Copy each line below in which the word "exécution" occurs.

################

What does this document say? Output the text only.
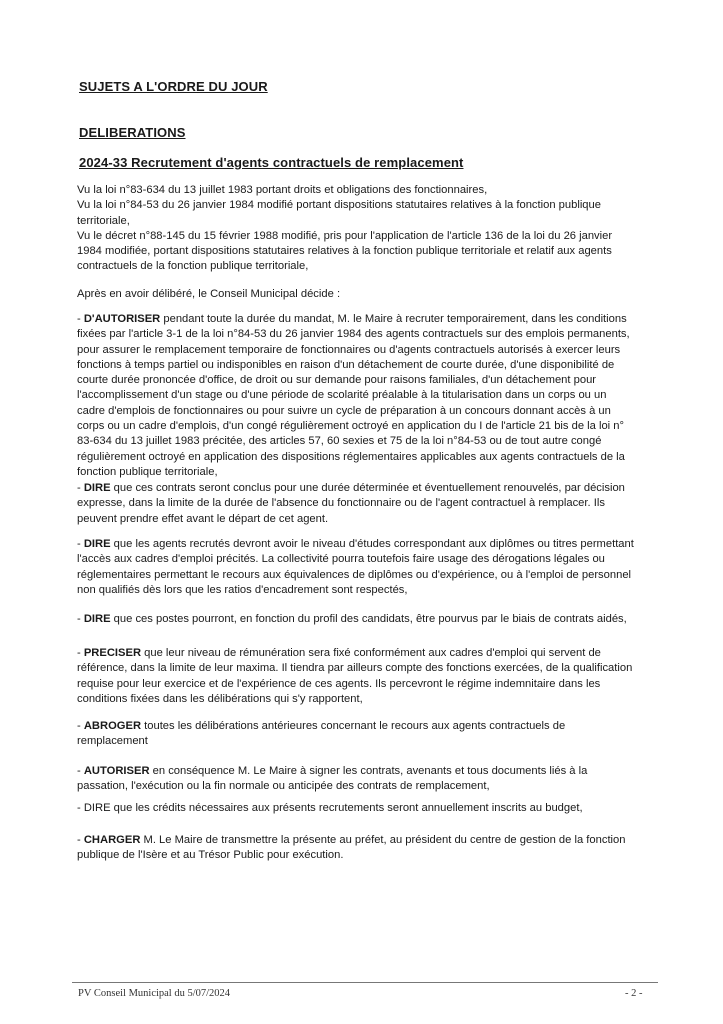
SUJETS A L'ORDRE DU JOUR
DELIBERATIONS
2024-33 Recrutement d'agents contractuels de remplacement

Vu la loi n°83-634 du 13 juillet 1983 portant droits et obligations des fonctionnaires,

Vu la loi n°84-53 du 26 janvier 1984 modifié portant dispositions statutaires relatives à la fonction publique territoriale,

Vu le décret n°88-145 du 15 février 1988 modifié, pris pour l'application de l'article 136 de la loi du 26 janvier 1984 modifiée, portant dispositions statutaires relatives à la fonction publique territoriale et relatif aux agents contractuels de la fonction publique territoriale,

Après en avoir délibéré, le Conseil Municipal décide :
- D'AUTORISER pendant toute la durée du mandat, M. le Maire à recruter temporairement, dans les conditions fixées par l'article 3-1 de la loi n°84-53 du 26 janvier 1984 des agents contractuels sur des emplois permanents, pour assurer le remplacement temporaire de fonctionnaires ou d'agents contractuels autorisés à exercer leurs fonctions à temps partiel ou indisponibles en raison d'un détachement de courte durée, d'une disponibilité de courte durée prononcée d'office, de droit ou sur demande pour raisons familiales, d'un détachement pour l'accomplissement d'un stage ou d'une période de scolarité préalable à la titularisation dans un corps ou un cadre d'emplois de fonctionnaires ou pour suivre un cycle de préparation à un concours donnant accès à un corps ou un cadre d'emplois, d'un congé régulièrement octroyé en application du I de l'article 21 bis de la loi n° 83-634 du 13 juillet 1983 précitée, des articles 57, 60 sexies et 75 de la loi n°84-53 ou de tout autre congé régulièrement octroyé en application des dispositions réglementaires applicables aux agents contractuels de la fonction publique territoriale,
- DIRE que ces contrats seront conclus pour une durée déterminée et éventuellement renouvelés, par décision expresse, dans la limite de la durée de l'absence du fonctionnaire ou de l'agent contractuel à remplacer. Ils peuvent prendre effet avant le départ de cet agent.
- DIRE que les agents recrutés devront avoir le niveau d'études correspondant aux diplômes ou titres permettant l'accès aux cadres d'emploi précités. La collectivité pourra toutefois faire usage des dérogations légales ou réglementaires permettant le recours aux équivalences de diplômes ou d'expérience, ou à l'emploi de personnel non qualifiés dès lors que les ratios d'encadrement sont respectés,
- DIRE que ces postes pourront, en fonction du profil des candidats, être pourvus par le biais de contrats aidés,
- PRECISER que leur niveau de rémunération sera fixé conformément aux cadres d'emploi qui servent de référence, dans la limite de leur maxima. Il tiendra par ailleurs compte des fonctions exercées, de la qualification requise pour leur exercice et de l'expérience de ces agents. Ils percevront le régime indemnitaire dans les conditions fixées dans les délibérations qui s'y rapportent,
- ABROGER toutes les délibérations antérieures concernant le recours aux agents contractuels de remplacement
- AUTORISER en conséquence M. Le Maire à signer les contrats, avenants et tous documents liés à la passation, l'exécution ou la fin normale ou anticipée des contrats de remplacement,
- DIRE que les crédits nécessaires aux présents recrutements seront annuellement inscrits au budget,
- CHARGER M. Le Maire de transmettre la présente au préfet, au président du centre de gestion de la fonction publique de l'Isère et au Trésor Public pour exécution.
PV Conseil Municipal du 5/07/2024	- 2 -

################

* RESULT *
- AUTORISER en conséquence M. Le Maire à signer les contrats, avenants et tous documents liés à la passation, l'exécution ou la fin normale ou anticipée des contrats de remplacement,
- CHARGER M. Le Maire de transmettre la présente au préfet, au président du centre de gestion de la fonction publique de l'Isère et au Trésor Public pour exécution.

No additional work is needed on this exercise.